### TEXT EXCERPT
Eduard Hrnčár

Personal information
- Full name: Eduard Hrnčár
- Date of birth: 8 July 1978 (age 46)
- Place of birth: Czechoslovakia
- Height: 1.80 m (5 ft 11 in)
- Position(s): Defender

Senior career*
- Years: Team / Apps / (Gls)
- 1996–2000: Nitra / 51 / (3)
- 2000–2004: Slovan Bratislava / 96 / (3)
- 2004–2005: Niki Volos / 17 / (0)
- 2005–2006: Kunovice / 11 / (0)
- 2007–2008: Niki Volos / 23 / (0)
- 2008–2009: Preveza / 23 / (0)
- 2009–2010: Kozani / 22 / (0)

International career
- 2002–2003: Slovakia / 2 / (0)

= Eduard Hrnčár =

Slovak footballer

Eduard Hrnčár (born 8 July 1978) is a Slovak international footballer, who last played as a defender for Kozani F.C.

==Club career==
Hrnčár began playing professional football with FC Nitra in 1996. He would spend three seasons with the club, appearing in 51 league matches. He would join ŠK Slovan Bratislava in 2000.

Hrnčár moved to Greece in July 2004, initially joining Greek second division side Niki Volos F.C. for one season. After one season with FK Kunovice in the Czech second division, Hrnčár would return to Greece and play in the Greek third division for Niki Volos, Preveza F.C. and Kozani F.C.

==International career==
Hrnčár made two appearances for the Slovakia national football team.

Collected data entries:
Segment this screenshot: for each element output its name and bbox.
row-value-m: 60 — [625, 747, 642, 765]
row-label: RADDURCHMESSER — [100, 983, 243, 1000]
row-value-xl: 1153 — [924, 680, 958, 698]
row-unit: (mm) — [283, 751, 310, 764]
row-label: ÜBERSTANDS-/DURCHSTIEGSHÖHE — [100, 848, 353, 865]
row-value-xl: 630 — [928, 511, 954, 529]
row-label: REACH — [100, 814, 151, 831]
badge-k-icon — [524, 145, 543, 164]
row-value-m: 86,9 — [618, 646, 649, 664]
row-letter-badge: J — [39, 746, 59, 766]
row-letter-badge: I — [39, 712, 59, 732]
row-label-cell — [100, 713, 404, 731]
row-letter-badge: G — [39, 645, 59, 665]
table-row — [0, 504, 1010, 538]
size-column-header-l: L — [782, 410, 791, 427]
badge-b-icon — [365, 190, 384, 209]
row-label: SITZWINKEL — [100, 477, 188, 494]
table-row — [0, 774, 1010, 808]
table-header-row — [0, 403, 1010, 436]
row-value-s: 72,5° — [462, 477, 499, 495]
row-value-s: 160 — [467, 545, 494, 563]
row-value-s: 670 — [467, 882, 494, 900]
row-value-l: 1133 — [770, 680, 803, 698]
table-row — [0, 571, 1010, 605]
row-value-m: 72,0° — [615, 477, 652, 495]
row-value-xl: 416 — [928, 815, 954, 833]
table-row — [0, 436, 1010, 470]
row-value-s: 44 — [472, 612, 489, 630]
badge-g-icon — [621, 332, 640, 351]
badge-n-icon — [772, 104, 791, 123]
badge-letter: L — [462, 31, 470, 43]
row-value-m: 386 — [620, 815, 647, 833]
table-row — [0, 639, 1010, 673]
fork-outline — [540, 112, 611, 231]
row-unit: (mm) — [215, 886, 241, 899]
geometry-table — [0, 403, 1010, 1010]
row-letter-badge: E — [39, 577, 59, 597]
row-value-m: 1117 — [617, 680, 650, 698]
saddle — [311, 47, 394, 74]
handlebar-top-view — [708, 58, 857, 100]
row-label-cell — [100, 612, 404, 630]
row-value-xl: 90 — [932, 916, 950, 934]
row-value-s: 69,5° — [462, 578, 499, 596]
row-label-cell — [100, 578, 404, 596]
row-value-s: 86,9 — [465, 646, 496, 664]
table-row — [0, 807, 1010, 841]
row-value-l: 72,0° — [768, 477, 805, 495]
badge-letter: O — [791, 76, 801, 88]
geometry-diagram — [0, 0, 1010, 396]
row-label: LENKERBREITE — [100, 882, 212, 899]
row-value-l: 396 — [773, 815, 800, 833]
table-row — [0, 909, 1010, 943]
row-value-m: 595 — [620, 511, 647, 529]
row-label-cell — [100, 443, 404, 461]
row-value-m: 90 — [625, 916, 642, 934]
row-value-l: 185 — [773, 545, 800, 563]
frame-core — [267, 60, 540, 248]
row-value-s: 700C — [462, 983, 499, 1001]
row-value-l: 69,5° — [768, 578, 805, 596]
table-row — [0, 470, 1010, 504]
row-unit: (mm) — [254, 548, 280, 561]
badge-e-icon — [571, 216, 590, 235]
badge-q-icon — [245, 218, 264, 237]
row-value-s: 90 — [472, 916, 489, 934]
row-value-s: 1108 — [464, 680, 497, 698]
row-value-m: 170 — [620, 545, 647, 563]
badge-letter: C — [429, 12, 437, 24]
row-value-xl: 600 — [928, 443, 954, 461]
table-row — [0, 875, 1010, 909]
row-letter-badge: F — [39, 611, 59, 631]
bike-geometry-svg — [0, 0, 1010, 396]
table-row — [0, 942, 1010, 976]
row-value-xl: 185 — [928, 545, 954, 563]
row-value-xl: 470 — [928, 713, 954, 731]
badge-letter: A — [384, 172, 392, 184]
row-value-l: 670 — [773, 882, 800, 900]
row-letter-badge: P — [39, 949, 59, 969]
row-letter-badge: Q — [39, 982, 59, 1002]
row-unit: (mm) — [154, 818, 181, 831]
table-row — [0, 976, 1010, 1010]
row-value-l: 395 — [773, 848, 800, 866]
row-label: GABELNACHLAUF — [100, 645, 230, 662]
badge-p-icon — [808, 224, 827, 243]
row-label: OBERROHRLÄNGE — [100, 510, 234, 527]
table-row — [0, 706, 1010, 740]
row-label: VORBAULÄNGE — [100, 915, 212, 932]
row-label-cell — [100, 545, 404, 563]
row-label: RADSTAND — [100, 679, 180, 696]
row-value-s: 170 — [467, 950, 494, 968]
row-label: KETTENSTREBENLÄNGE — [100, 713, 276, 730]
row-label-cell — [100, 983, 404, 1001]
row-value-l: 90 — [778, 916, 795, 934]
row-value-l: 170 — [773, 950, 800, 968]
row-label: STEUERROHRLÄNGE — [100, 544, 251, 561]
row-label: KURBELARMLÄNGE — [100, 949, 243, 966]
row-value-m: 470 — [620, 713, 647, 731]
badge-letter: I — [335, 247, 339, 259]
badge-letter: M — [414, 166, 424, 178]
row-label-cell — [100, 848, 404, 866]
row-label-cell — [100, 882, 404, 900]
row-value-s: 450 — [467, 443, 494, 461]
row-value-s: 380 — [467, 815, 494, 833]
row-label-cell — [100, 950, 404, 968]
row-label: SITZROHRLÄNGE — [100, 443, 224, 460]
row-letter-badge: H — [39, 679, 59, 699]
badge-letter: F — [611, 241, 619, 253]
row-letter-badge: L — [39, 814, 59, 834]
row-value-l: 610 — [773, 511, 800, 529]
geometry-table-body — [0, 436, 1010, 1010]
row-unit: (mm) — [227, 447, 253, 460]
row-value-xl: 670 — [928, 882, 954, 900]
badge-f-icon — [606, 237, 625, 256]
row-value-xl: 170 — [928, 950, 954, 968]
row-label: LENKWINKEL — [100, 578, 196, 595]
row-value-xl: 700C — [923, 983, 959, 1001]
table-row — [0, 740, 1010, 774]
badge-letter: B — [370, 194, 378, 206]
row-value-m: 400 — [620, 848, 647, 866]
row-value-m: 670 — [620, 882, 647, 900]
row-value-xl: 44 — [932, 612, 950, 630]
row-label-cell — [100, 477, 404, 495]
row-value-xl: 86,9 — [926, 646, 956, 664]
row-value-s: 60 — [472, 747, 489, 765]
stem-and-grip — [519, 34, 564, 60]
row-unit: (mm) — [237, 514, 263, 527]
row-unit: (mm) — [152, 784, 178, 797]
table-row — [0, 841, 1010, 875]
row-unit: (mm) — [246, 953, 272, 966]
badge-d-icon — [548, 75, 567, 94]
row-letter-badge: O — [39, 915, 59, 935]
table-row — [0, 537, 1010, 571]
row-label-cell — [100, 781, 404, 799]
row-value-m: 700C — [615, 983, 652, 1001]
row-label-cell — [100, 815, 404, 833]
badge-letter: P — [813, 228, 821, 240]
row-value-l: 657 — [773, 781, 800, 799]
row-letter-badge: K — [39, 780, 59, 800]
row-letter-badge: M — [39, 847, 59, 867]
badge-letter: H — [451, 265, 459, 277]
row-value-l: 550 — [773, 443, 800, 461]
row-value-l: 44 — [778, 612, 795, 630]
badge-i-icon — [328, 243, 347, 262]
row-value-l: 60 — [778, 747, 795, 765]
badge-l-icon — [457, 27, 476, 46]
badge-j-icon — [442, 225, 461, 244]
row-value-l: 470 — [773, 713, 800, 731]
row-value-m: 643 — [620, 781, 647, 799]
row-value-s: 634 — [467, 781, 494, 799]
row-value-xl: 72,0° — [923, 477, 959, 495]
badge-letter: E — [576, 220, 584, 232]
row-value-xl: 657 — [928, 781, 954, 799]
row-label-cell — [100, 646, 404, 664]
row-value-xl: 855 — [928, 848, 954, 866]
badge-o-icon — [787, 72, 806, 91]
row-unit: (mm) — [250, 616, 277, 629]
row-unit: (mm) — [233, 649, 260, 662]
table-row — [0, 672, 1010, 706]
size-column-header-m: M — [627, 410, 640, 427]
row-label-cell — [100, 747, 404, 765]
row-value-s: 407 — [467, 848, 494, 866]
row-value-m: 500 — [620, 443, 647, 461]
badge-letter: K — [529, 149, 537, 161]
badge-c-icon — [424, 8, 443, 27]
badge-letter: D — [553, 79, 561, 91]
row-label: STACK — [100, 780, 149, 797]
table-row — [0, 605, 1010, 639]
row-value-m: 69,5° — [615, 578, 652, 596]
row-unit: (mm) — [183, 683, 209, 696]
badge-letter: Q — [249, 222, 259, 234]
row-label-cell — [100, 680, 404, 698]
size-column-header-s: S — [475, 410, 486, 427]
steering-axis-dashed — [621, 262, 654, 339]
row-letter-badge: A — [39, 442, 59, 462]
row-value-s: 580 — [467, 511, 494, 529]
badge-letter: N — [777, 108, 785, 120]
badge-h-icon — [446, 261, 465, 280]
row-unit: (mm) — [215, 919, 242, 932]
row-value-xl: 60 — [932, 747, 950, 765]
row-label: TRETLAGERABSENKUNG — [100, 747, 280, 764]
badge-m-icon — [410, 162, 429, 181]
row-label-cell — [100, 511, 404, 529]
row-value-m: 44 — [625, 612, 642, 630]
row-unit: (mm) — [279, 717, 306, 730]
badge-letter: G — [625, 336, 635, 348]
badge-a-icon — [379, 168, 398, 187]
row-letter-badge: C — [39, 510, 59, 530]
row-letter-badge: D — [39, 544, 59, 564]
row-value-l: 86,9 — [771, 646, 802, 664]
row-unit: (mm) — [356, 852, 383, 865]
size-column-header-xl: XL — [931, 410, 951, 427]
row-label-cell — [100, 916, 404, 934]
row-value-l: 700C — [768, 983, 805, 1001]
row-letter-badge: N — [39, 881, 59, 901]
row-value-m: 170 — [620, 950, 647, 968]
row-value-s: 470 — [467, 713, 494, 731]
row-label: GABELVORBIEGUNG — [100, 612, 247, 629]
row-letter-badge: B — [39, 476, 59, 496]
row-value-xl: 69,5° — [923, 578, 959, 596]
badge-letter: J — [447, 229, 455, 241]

### STUDY QUESTIONS
1 > Can you update the Eduard Hrnčár text between "- Place of birth: Czechoslovakia" and "Nitra / 51 / (3)", inclusive, putting "Slovakia" in place of "Czechoslovakia"?
2 > In the Eduard Hrnčár text, why is Kozani F.C. the club named in the opening description of him?
These data were taken from a separate source.

### COMPLETED EXERCISE
1 >
- Place of birth: Slovakia
- Height: 1.80 m (5 ft 11 in)
- Position(s): Defender

Senior career*
- Years: Team / Apps / (Gls)
- 1996–2000: Nitra / 51 / (3)

2 > Kozani F.C. is named because it is the club Hrnčár last played for, as a defender.